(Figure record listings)
** begin **

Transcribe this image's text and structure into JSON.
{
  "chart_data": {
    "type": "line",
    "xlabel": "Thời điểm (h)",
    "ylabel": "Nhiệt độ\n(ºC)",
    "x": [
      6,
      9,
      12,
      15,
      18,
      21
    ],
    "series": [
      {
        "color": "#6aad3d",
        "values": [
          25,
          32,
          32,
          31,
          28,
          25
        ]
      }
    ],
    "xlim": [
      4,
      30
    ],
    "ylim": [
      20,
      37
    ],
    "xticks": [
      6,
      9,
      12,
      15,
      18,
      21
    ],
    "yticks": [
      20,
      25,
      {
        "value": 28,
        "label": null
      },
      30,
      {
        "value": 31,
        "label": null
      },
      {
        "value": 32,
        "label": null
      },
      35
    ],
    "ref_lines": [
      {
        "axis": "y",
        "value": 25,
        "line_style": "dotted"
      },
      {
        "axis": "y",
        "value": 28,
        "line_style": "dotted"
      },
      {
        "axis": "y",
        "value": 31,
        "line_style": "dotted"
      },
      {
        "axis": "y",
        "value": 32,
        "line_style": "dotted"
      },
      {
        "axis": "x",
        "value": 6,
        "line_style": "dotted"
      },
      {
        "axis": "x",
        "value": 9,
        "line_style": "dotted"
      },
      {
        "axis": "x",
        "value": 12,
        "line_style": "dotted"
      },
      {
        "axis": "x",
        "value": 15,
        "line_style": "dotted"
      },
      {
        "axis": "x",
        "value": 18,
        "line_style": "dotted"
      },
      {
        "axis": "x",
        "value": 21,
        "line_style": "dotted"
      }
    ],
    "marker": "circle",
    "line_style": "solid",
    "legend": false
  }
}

** end **

■ **DIRECTIONS**
Could you quote the material above in full, exactly as it stands?

■ **FINISHED ANSWER**
Transcribe this image's text and structure into JSON.
{
  "chart_data": {
    "type": "line",
    "xlabel": "Thời điểm (h)",
    "ylabel": "Nhiệt độ\n(ºC)",
    "x": [
      6,
      9,
      12,
      15,
      18,
      21
    ],
    "series": [
      {
        "color": "#6aad3d",
        "values": [
          25,
          32,
          32,
          31,
          28,
          25
        ]
      }
    ],
    "xlim": [
      4,
      30
    ],
    "ylim": [
      20,
      37
    ],
    "xticks": [
      6,
      9,
      12,
      15,
      18,
      21
    ],
    "yticks": [
      20,
      25,
      {
        "value": 28,
        "label": null
      },
      30,
      {
        "value": 31,
        "label": null
      },
      {
        "value": 32,
        "label": null
      },
      35
    ],
    "ref_lines": [
      {
        "axis": "y",
        "value": 25,
        "line_style": "dotted"
      },
      {
        "axis": "y",
        "value": 28,
        "line_style": "dotted"
      },
      {
        "axis": "y",
        "value": 31,
        "line_style": "dotted"
      },
      {
        "axis": "y",
        "value": 32,
        "line_style": "dotted"
      },
      {
        "axis": "x",
        "value": 6,
        "line_style": "dotted"
      },
      {
        "axis": "x",
        "value": 9,
        "line_style": "dotted"
      },
      {
        "axis": "x",
        "value": 12,
        "line_style": "dotted"
      },
      {
        "axis": "x",
        "value": 15,
        "line_style": "dotted"
      },
      {
        "axis": "x",
        "value": 18,
        "line_style": "dotted"
      },
      {
        "axis": "x",
        "value": 21,
        "line_style": "dotted"
      }
    ],
    "marker": "circle",
    "line_style": "solid",
    "legend": false
  }
}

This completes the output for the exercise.